PROBLEM
Count the lines in the data below that contain the string "alapján", treating uppercase and lowercase as different. Give only the number.

**** DATA SHOWN ****

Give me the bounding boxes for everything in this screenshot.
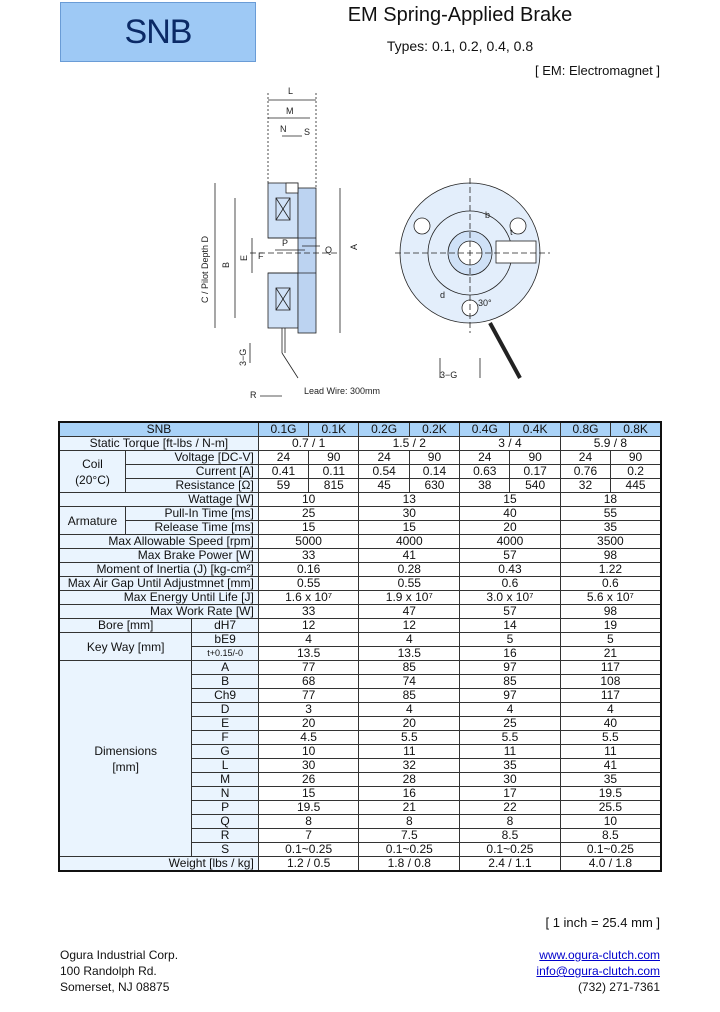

****
**** DATA SHOWN ****

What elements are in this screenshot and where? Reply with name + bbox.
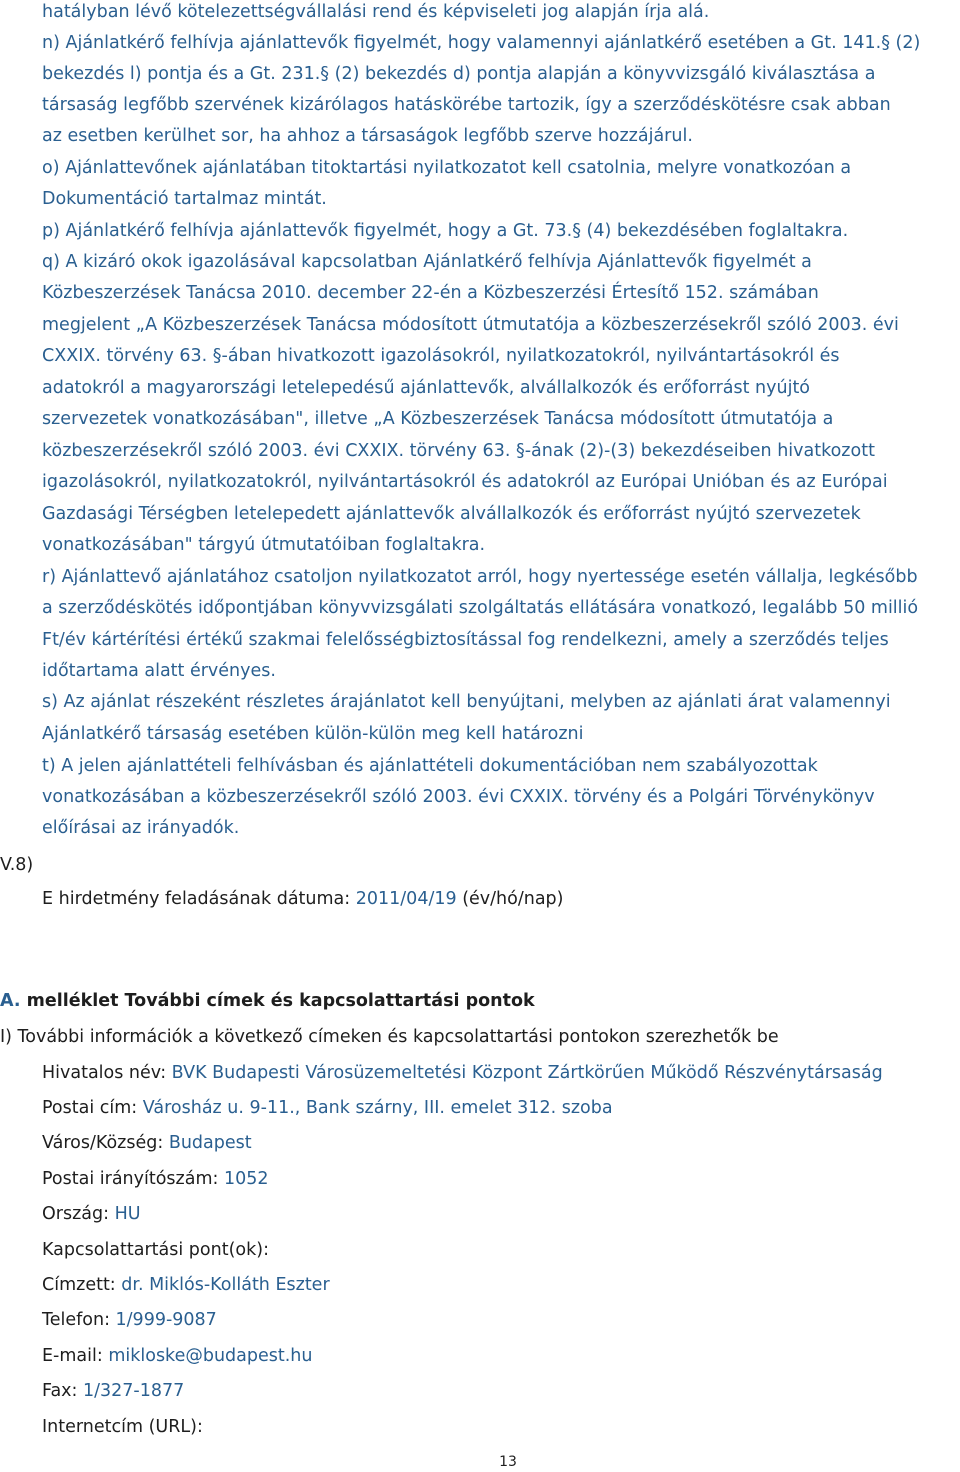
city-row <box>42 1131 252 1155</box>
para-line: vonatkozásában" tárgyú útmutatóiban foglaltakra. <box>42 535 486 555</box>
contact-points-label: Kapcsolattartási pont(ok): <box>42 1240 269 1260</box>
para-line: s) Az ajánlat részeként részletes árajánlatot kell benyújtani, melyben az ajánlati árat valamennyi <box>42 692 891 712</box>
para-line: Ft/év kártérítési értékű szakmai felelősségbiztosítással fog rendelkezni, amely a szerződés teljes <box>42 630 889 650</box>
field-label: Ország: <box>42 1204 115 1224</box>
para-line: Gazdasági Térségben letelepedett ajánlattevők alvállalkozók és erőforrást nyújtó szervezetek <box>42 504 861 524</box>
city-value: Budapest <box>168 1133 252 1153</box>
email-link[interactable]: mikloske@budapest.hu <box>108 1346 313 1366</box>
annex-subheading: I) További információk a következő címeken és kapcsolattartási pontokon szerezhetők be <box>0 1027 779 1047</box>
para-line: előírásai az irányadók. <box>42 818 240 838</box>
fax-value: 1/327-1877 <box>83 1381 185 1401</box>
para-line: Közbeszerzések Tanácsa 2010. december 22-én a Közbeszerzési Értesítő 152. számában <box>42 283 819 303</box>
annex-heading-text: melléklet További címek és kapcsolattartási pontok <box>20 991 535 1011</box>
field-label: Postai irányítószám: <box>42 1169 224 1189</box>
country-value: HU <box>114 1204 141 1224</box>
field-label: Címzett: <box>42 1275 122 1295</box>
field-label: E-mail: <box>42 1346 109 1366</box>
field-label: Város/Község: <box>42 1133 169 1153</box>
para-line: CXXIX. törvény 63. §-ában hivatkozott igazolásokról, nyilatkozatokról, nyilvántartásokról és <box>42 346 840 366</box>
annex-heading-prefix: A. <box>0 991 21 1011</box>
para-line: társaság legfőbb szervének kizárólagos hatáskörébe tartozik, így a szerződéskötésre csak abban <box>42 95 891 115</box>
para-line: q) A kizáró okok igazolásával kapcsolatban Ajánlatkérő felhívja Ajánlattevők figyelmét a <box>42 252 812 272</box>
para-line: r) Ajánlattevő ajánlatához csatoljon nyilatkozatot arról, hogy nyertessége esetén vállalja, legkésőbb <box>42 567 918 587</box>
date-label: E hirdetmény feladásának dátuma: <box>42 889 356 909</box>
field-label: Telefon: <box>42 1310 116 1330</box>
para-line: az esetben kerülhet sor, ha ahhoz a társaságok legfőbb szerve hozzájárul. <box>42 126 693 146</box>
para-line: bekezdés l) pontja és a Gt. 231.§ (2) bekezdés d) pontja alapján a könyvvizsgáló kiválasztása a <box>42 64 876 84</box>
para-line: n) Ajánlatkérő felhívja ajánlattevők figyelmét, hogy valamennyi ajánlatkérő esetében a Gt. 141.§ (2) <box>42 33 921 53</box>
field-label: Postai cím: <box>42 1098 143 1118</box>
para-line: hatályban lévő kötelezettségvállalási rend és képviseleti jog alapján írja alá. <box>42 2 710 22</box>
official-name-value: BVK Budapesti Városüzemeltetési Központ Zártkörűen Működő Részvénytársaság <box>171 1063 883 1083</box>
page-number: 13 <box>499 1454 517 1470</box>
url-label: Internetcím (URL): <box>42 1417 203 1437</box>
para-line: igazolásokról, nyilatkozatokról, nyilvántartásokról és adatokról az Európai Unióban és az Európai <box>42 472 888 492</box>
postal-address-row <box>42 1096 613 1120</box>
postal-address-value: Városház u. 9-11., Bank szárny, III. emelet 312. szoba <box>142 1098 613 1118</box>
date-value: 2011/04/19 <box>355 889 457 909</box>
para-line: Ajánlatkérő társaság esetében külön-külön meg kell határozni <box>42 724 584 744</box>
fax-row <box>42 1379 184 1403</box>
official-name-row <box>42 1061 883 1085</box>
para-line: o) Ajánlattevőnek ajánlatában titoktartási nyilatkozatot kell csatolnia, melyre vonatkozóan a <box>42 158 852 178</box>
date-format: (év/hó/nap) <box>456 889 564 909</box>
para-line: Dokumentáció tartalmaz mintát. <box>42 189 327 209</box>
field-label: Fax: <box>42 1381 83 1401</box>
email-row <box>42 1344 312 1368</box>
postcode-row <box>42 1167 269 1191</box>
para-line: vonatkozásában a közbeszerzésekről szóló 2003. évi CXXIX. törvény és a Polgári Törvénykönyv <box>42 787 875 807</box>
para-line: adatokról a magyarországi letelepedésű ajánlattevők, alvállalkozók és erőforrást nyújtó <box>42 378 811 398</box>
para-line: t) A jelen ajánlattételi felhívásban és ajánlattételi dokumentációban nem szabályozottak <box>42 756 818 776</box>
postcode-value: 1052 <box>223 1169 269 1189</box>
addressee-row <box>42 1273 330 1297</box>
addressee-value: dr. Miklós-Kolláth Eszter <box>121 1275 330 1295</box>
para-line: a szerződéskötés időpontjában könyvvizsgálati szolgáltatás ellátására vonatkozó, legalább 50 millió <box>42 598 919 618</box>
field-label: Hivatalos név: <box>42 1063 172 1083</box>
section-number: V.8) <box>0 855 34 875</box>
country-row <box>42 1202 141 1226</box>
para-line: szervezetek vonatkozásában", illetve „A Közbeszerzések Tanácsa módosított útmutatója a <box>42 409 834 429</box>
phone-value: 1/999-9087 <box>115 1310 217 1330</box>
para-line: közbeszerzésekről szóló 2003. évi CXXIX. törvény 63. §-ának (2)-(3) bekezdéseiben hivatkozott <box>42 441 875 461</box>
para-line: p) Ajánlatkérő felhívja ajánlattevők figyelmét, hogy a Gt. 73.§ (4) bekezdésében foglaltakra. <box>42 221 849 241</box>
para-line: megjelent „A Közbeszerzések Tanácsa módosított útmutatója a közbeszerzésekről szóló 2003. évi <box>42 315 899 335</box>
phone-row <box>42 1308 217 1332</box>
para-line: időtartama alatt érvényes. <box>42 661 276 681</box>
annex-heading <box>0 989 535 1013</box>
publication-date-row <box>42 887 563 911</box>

****

FINISHED ANSWER
2